▶ **Required work**:
Locate each line in the records containing "sector". Copy it.

---

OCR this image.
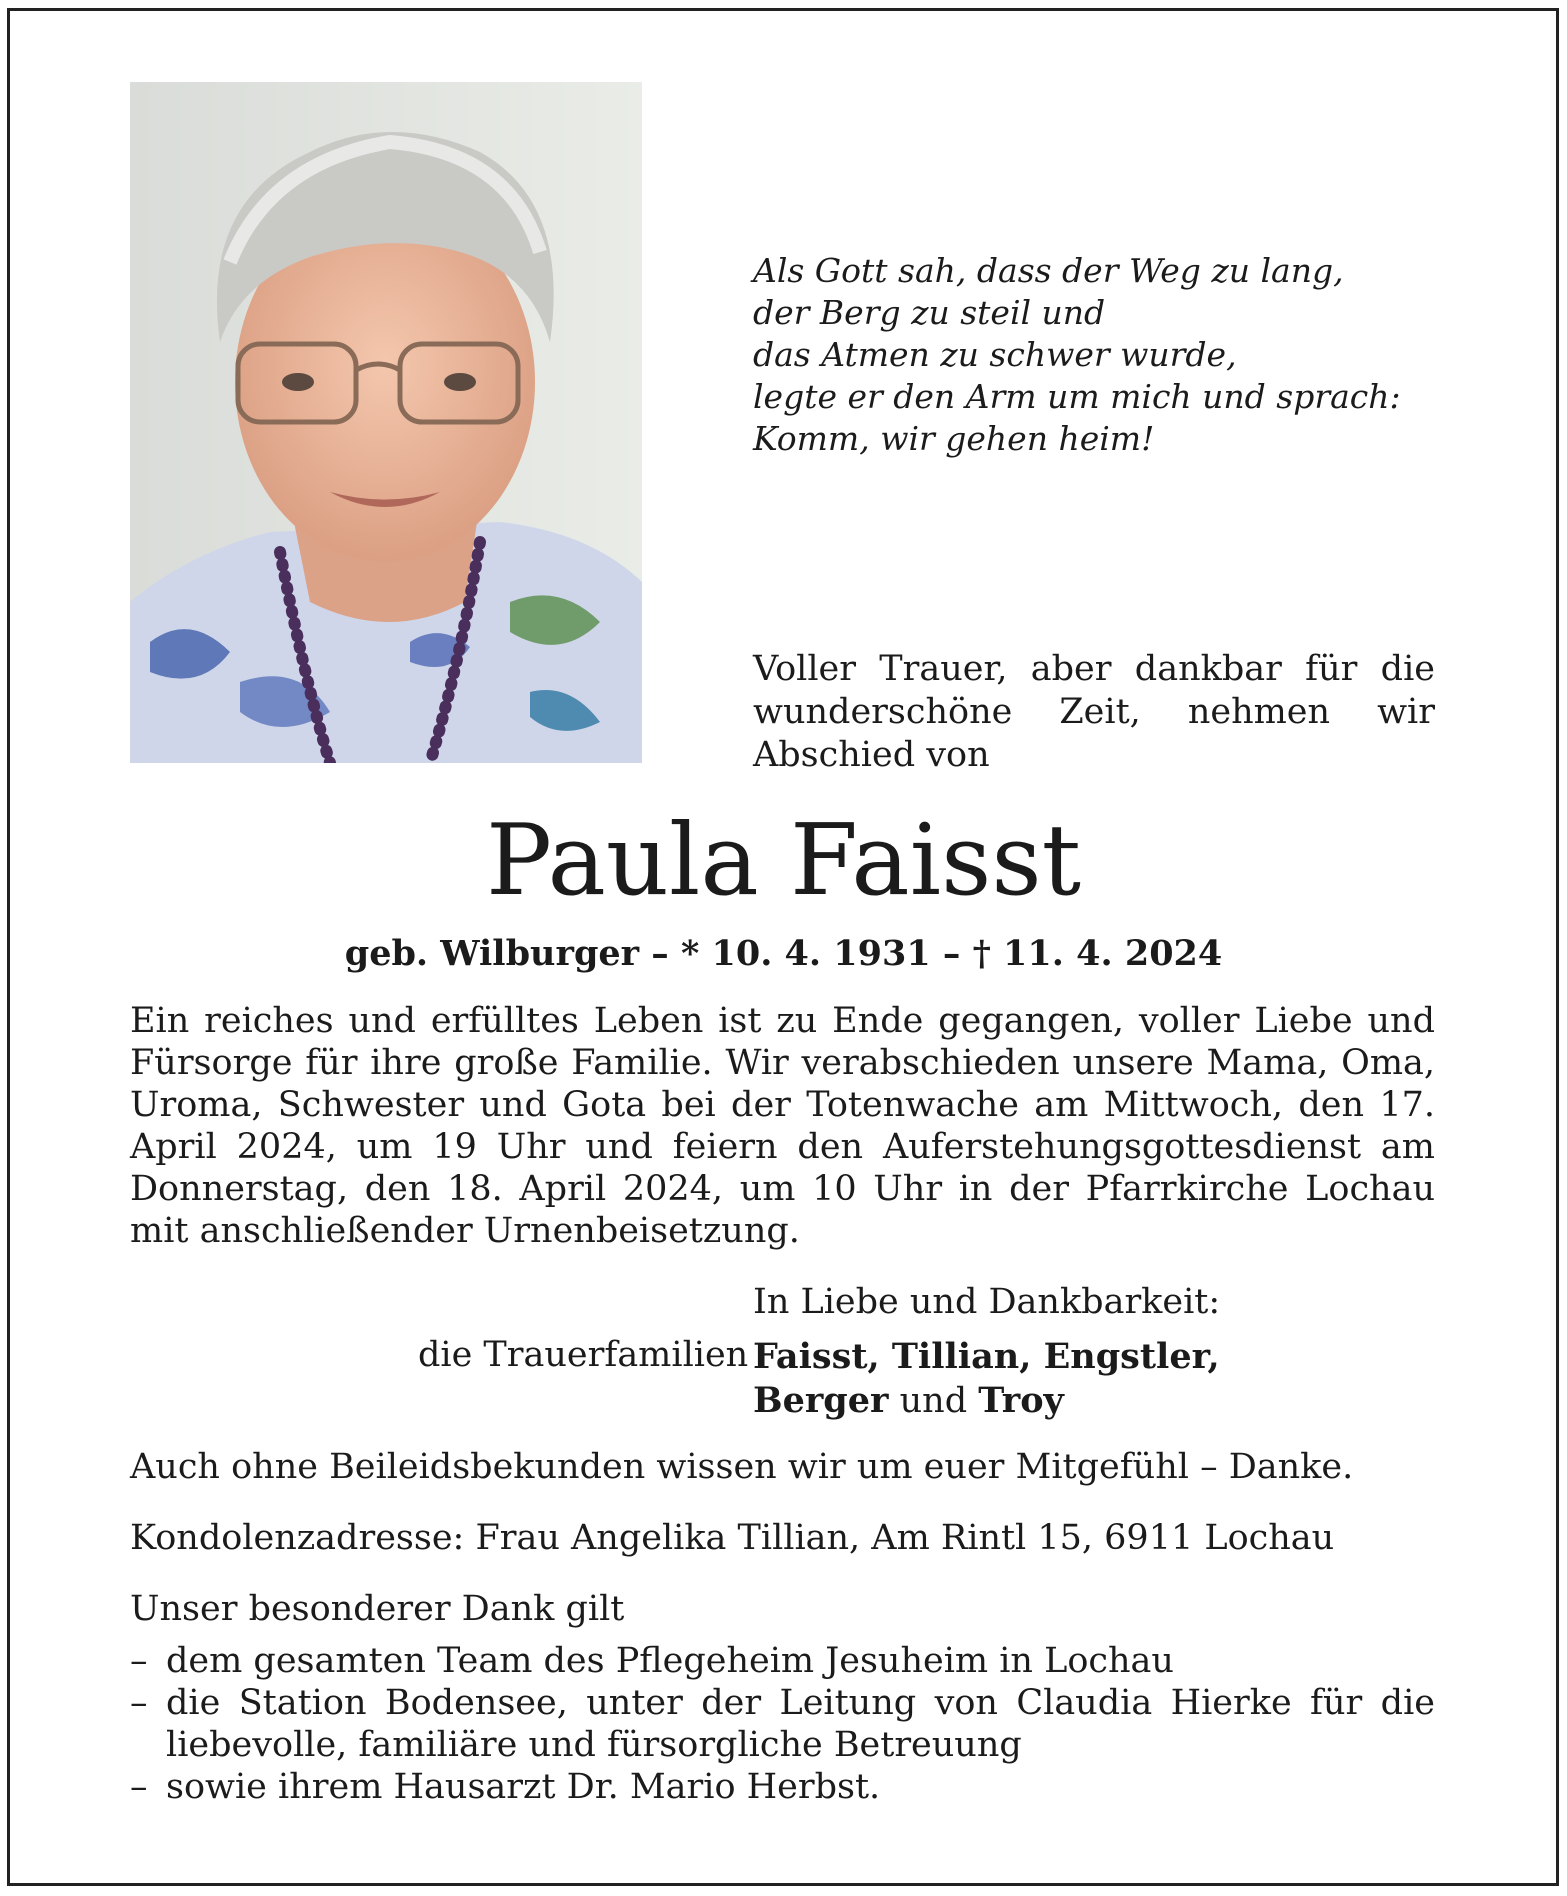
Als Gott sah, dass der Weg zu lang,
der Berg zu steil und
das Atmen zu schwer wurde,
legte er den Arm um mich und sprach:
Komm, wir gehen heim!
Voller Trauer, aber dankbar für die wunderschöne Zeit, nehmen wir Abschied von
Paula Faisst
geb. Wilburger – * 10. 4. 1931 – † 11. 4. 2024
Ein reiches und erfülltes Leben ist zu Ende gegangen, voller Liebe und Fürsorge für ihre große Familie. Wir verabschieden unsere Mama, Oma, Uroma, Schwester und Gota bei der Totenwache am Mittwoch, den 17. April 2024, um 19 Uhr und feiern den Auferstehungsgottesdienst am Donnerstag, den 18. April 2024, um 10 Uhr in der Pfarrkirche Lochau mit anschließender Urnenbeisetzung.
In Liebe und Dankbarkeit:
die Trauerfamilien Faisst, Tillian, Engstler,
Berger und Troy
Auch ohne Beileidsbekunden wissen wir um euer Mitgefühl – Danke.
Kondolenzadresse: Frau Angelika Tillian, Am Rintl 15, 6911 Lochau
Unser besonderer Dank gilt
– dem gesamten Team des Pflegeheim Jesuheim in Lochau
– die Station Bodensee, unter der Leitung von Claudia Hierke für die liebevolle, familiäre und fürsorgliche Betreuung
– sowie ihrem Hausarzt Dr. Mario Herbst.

---

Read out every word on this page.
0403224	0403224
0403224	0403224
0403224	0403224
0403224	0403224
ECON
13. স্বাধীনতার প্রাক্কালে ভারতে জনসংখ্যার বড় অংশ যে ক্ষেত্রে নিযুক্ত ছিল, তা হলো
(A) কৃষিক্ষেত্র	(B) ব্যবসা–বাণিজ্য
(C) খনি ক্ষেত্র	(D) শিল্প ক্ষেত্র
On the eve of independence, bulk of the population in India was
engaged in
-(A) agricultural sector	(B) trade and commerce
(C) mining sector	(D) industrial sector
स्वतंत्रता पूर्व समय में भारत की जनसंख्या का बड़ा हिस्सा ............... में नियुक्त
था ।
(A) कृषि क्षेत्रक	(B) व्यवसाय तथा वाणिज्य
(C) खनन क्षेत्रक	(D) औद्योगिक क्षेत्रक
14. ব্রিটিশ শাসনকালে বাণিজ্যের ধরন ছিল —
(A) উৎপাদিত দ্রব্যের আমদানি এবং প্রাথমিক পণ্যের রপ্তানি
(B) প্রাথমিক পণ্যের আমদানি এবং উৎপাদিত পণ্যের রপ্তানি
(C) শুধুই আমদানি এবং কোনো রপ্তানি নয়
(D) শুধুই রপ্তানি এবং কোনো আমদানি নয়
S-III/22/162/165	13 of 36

---

▶ **Answer to this task**:
-(A) agricultural sector	(B) trade and commerce
(C) mining sector	(D) industrial sector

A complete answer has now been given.